Each line in the entries below that holds the string "screenshot" is to be listed.

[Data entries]

::::

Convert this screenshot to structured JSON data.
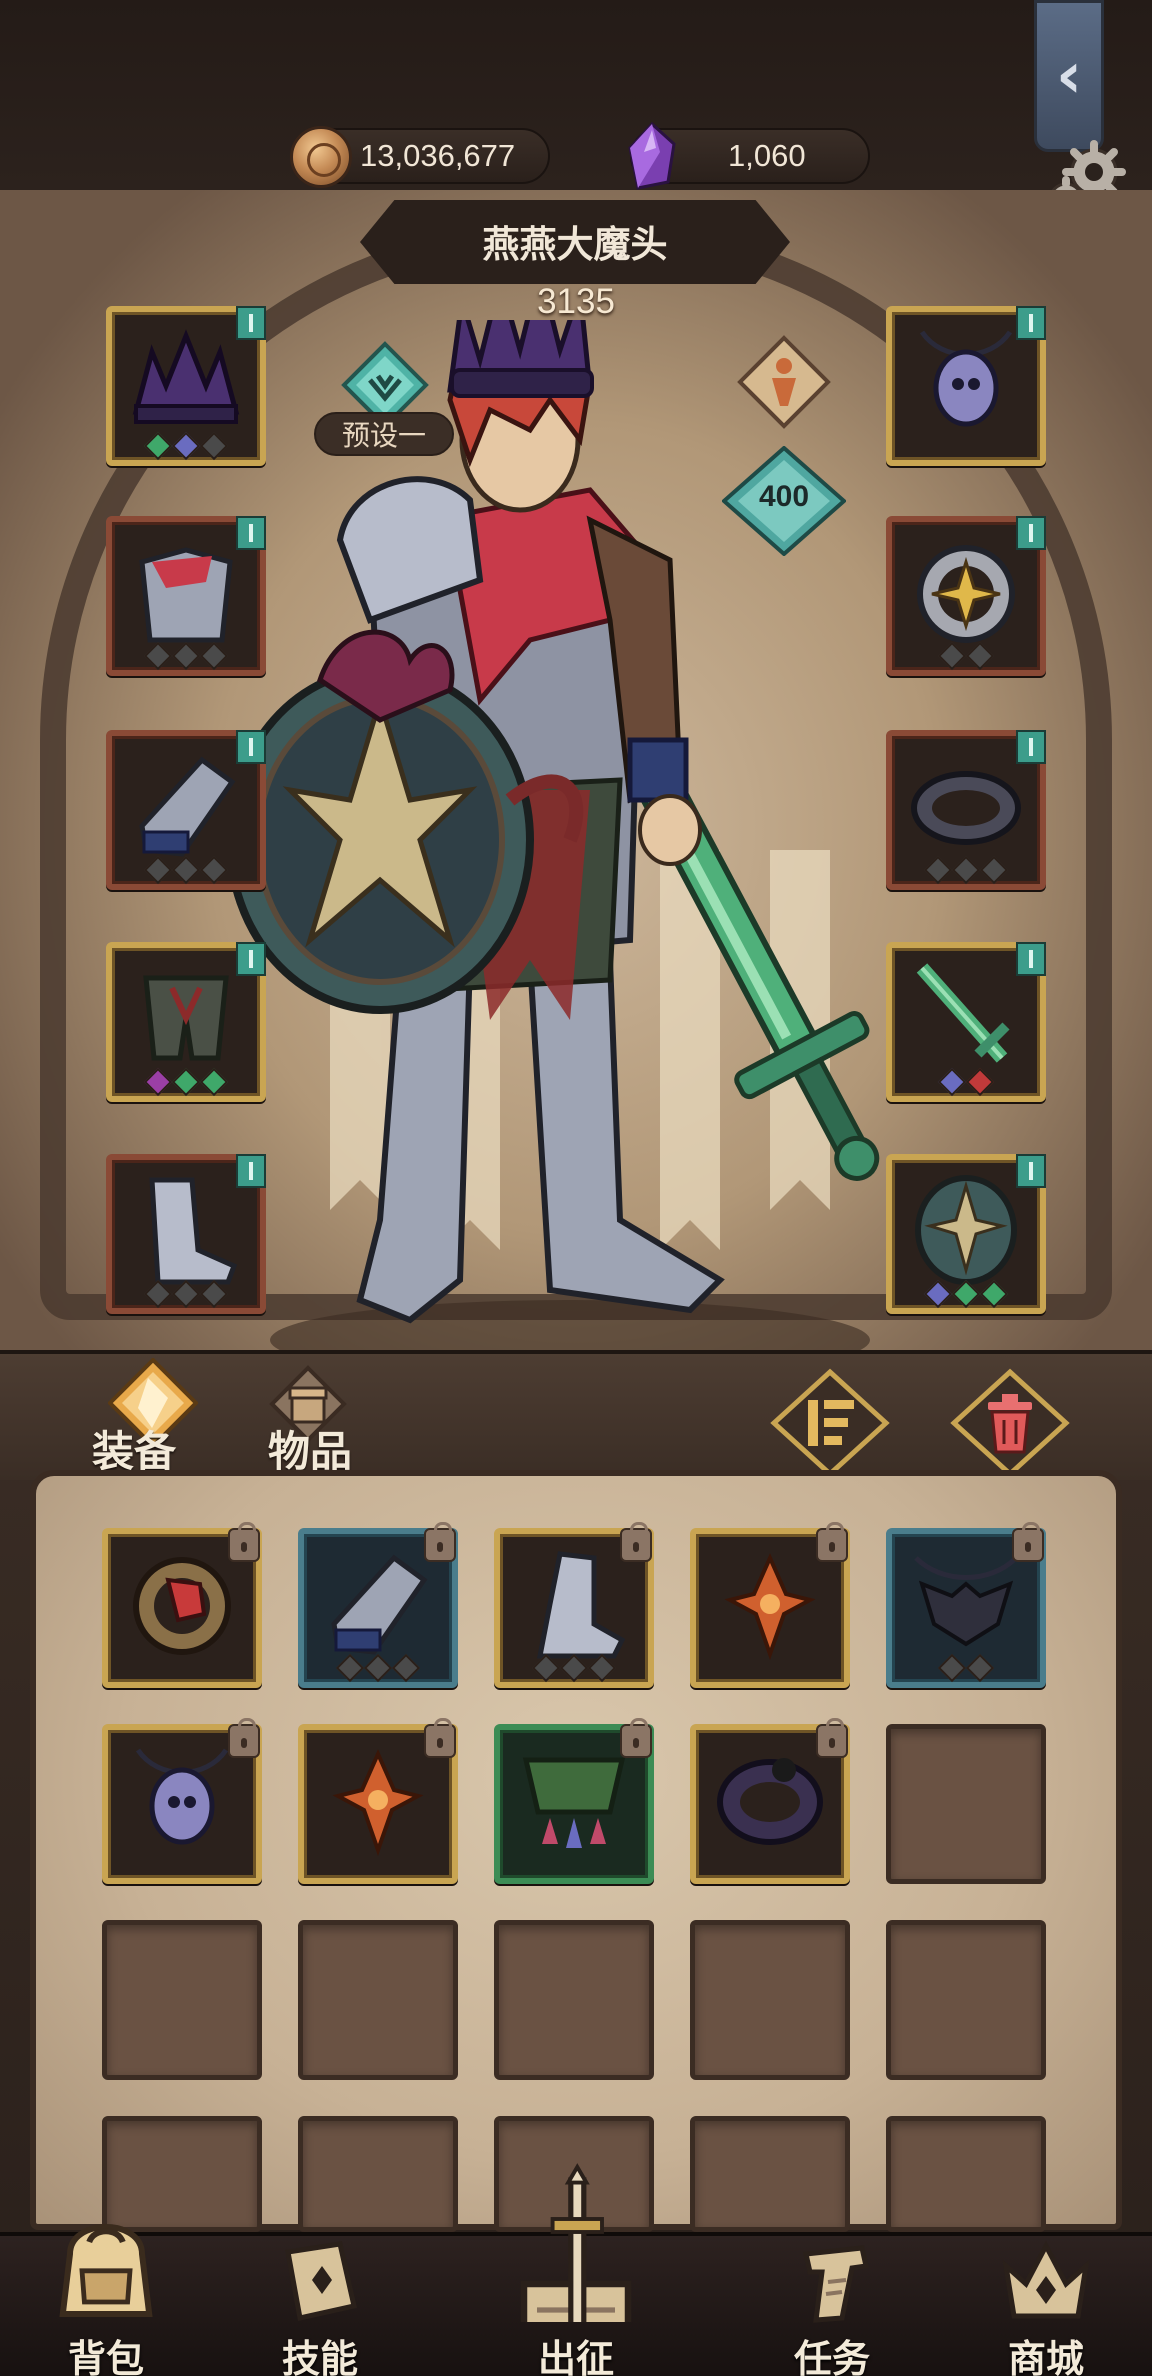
{
  "resources": {
    "gold": "13,036,677",
    "crystal": "1,060"
  },
  "character": {
    "name": "燕燕大魔头",
    "power": "3135",
    "preset_label": "预设一",
    "level": "400"
  },
  "equipped": {
    "left": [
      {
        "name": "helmet",
        "rarity": "gold",
        "gems": [
          "#3fa86a",
          "#6a6cc0",
          "#4a4a4a"
        ]
      },
      {
        "name": "chest-armor",
        "rarity": "red",
        "gems": [
          "#4a4a4a",
          "#4a4a4a",
          "#4a4a4a"
        ]
      },
      {
        "name": "gauntlet",
        "rarity": "red",
        "gems": [
          "#4a4a4a",
          "#4a4a4a",
          "#4a4a4a"
        ]
      },
      {
        "name": "leg-armor",
        "rarity": "gold",
        "gems": [
          "#9b3fa6",
          "#3fa86a",
          "#3fa86a"
        ]
      },
      {
        "name": "boots",
        "rarity": "red",
        "gems": [
          "#4a4a4a",
          "#4a4a4a",
          "#4a4a4a"
        ]
      }
    ],
    "right": [
      {
        "name": "amulet",
        "rarity": "gold",
        "gems": []
      },
      {
        "name": "star-ring",
        "rarity": "red",
        "gems": [
          "#4a4a4a",
          "#4a4a4a"
        ]
      },
      {
        "name": "dark-ring",
        "rarity": "red",
        "gems": [
          "#4a4a4a",
          "#4a4a4a",
          "#4a4a4a"
        ]
      },
      {
        "name": "green-sword",
        "rarity": "gold",
        "gems": [
          "#6a6cc0",
          "#c03a3a"
        ]
      },
      {
        "name": "round-shield",
        "rarity": "gold",
        "gems": [
          "#6a6cc0",
          "#3fa86a",
          "#3fa86a"
        ]
      }
    ]
  },
  "tabs": {
    "equipment": "装备",
    "items": "物品"
  },
  "inventory": [
    {
      "name": "serpent-ring",
      "rarity": "gold",
      "gems": [],
      "locked": true
    },
    {
      "name": "gauntlet",
      "rarity": "blue",
      "gems": [
        "#4a4a4a",
        "#4a4a4a",
        "#4a4a4a"
      ],
      "locked": true
    },
    {
      "name": "steel-boot",
      "rarity": "gold",
      "gems": [
        "#4a4a4a",
        "#4a4a4a",
        "#4a4a4a"
      ],
      "locked": true
    },
    {
      "name": "flame-amulet",
      "rarity": "gold",
      "gems": [],
      "locked": true
    },
    {
      "name": "bat-necklace",
      "rarity": "blue",
      "gems": [
        "#4a4a4a",
        "#4a4a4a"
      ],
      "locked": true
    },
    {
      "name": "skull-pendant",
      "rarity": "gold",
      "gems": [],
      "locked": true
    },
    {
      "name": "flame-amulet",
      "rarity": "gold",
      "gems": [],
      "locked": true
    },
    {
      "name": "spiked-collar",
      "rarity": "green",
      "gems": [],
      "locked": true
    },
    {
      "name": "chain-ring",
      "rarity": "gold",
      "gems": [],
      "locked": true
    },
    {
      "name": "",
      "rarity": "empty",
      "gems": [],
      "locked": false
    }
  ],
  "nav": [
    {
      "label": "背包",
      "icon": "backpack-icon"
    },
    {
      "label": "技能",
      "icon": "skill-book-icon"
    },
    {
      "label": "出征",
      "icon": "sword-map-icon"
    },
    {
      "label": "任务",
      "icon": "scroll-quest-icon"
    },
    {
      "label": "商城",
      "icon": "crown-shop-icon"
    }
  ],
  "colors": {
    "rarity_gold": "#c9a552",
    "rarity_red": "#8a4a36",
    "rarity_blue": "#4a7d8c",
    "rarity_green": "#3c8c55",
    "accent_teal": "#3c9d8b"
  }
}
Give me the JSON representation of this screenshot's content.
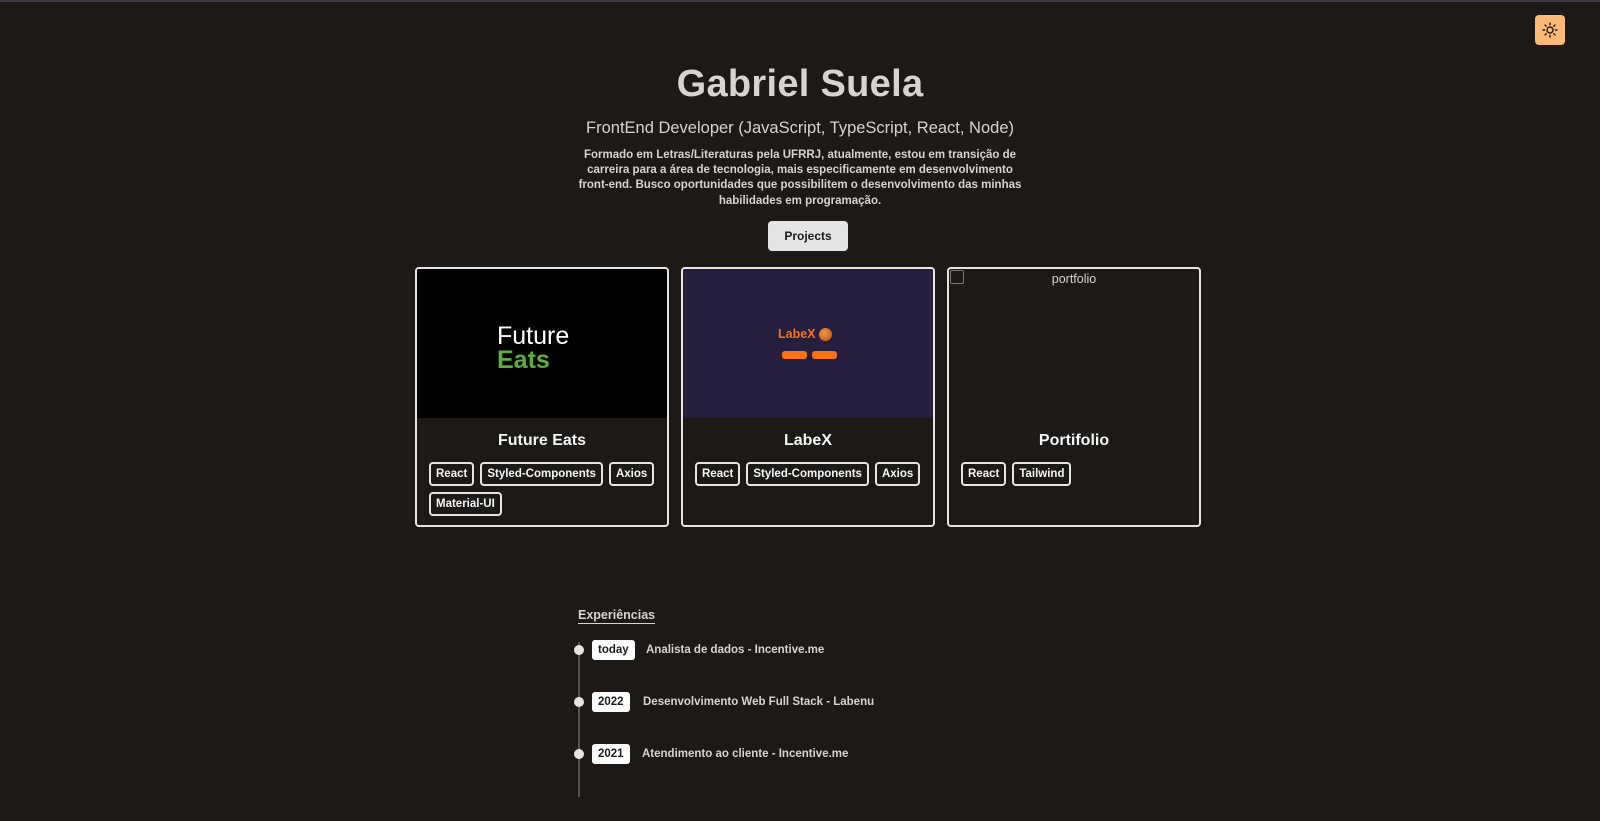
{
  "header": {
    "theme_toggle_icon": "sun-icon"
  },
  "hero": {
    "name": "Gabriel Suela",
    "subtitle": "FrontEnd Developer (JavaScript, TypeScript, React, Node)",
    "bio": "Formado em Letras/Literaturas pela UFRRJ, atualmente, estou em transição de carreira para a área de tecnologia, mais especificamente em desenvolvimento front-end. Busco oportunidades que possibilitem o desenvolvimento das minhas habilidades em programação.",
    "projects_button": "Projects"
  },
  "projects": [
    {
      "title": "Future Eats",
      "logo_line1": "Future",
      "logo_line2": "Eats",
      "tags": [
        "React",
        "Styled-Components",
        "Axios",
        "Material-UI"
      ]
    },
    {
      "title": "LabeX",
      "logo_text": "LabeX",
      "tags": [
        "React",
        "Styled-Components",
        "Axios"
      ]
    },
    {
      "title": "Portifolio",
      "image_alt": "portfolio",
      "tags": [
        "React",
        "Tailwind"
      ]
    }
  ],
  "experiences": {
    "title": "Experiências",
    "items": [
      {
        "period": "today",
        "description": "Analista de dados - Incentive.me"
      },
      {
        "period": "2022",
        "description": "Desenvolvimento Web Full Stack - Labenu"
      },
      {
        "period": "2021",
        "description": "Atendimento ao cliente - Incentive.me"
      }
    ]
  },
  "colors": {
    "background": "#1c1917",
    "accent": "#fdba74",
    "future_eats_green": "#5ead3f",
    "labex_orange": "#f97316",
    "labex_bg": "#261e3e"
  }
}
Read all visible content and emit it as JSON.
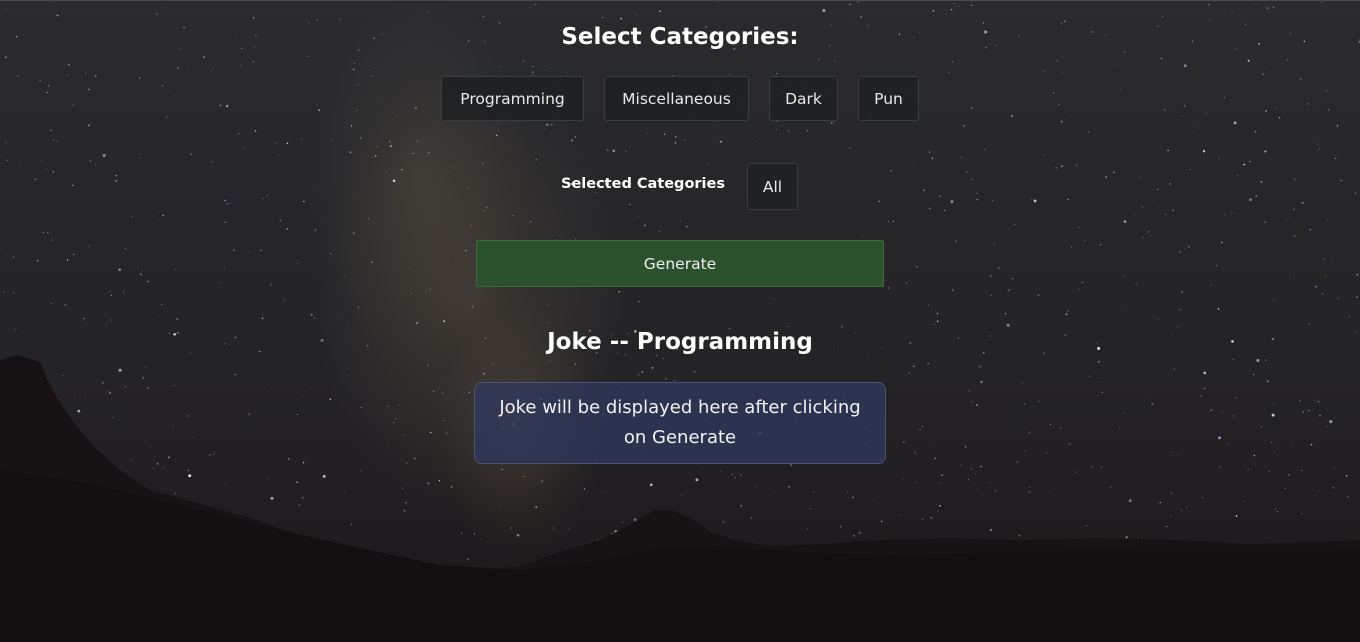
{
  "page": {
    "select_heading": "Select Categories:",
    "categories": [
      "Programming",
      "Miscellaneous",
      "Dark",
      "Pun"
    ],
    "selected_label": "Selected Categories",
    "selected_value": "All",
    "generate_label": "Generate",
    "joke_heading": "Joke -- Programming",
    "joke_placeholder": "Joke will be displayed here after clicking on Generate"
  },
  "colors": {
    "generate_button": "#2b522d",
    "joke_box": "#30385c",
    "chip_background": "#1e2122"
  }
}
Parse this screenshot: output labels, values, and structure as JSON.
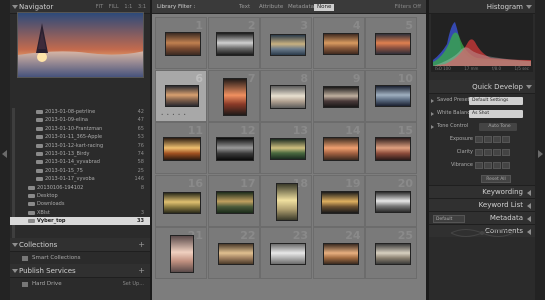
{
  "navigator": {
    "title": "Navigator",
    "zoom_options": [
      "FIT",
      "FILL",
      "1:1",
      "3:1"
    ]
  },
  "folders": [
    {
      "label": "2013-01-08-petrline",
      "count": "42"
    },
    {
      "label": "2013-01-09-elina",
      "count": "47"
    },
    {
      "label": "2013-01-10-Frantzman",
      "count": "65"
    },
    {
      "label": "2013-01-11_365-Apple",
      "count": "53"
    },
    {
      "label": "2013-01-12-kart-racing",
      "count": "76"
    },
    {
      "label": "2013-01-13_Birdy",
      "count": "74"
    },
    {
      "label": "2013-01-14_vyvabrad",
      "count": "58"
    },
    {
      "label": "2013-01-15_75",
      "count": "25"
    },
    {
      "label": "2013-01-17_vyvoba",
      "count": "146"
    },
    {
      "label": "20130106-194102",
      "count": "8",
      "top": true
    },
    {
      "label": "Desktop",
      "count": "",
      "top": true
    },
    {
      "label": "Downloads",
      "count": "",
      "top": true
    },
    {
      "label": "XBlst",
      "count": "3",
      "top": true
    },
    {
      "label": "Vyber_top",
      "count": "33",
      "top": true,
      "selected": true
    }
  ],
  "collections": {
    "title": "Collections",
    "items": [
      {
        "label": "Smart Collections"
      }
    ]
  },
  "publish": {
    "title": "Publish Services",
    "items": [
      {
        "label": "Hard Drive",
        "action": "Set Up..."
      }
    ]
  },
  "filter_bar": {
    "title": "Library Filter :",
    "options": [
      "Text",
      "Attribute",
      "Metadata",
      "None"
    ],
    "active": "None",
    "filters_off": "Filters Off"
  },
  "grid": {
    "cells": [
      {
        "num": "1"
      },
      {
        "num": "2"
      },
      {
        "num": "3"
      },
      {
        "num": "4"
      },
      {
        "num": "5"
      },
      {
        "num": "6",
        "selected": true
      },
      {
        "num": "7"
      },
      {
        "num": "8"
      },
      {
        "num": "9"
      },
      {
        "num": "10"
      },
      {
        "num": "11"
      },
      {
        "num": "12"
      },
      {
        "num": "13"
      },
      {
        "num": "14"
      },
      {
        "num": "15"
      },
      {
        "num": "16"
      },
      {
        "num": "17"
      },
      {
        "num": "18"
      },
      {
        "num": "19"
      },
      {
        "num": "20"
      },
      {
        "num": "21"
      },
      {
        "num": "22"
      },
      {
        "num": "23"
      },
      {
        "num": "24"
      },
      {
        "num": "25"
      }
    ]
  },
  "histogram": {
    "title": "Histogram",
    "info": [
      "ISO 100",
      "17 mm",
      "f/8.0",
      "1/5 sec"
    ]
  },
  "quick_develop": {
    "title": "Quick Develop",
    "saved_preset_label": "Saved Preset",
    "saved_preset_value": "Default Settings",
    "white_balance_label": "White Balance",
    "white_balance_value": "As Shot",
    "tone_control_label": "Tone Control",
    "auto_tone": "Auto Tone",
    "exposure": "Exposure",
    "clarity": "Clarity",
    "vibrance": "Vibrance",
    "reset_all": "Reset All"
  },
  "right_sections": {
    "keywording": "Keywording",
    "keyword_list": "Keyword List",
    "metadata": "Metadata",
    "metadata_preset": "Default",
    "comments": "Comments"
  }
}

::::

◆ Solution for this exercise ◆
Convert this screenshot to structured JSON data.
Give me the JSON representation of this screenshot's content.
Parse this screenshot: output labels, values, and structure as JSON.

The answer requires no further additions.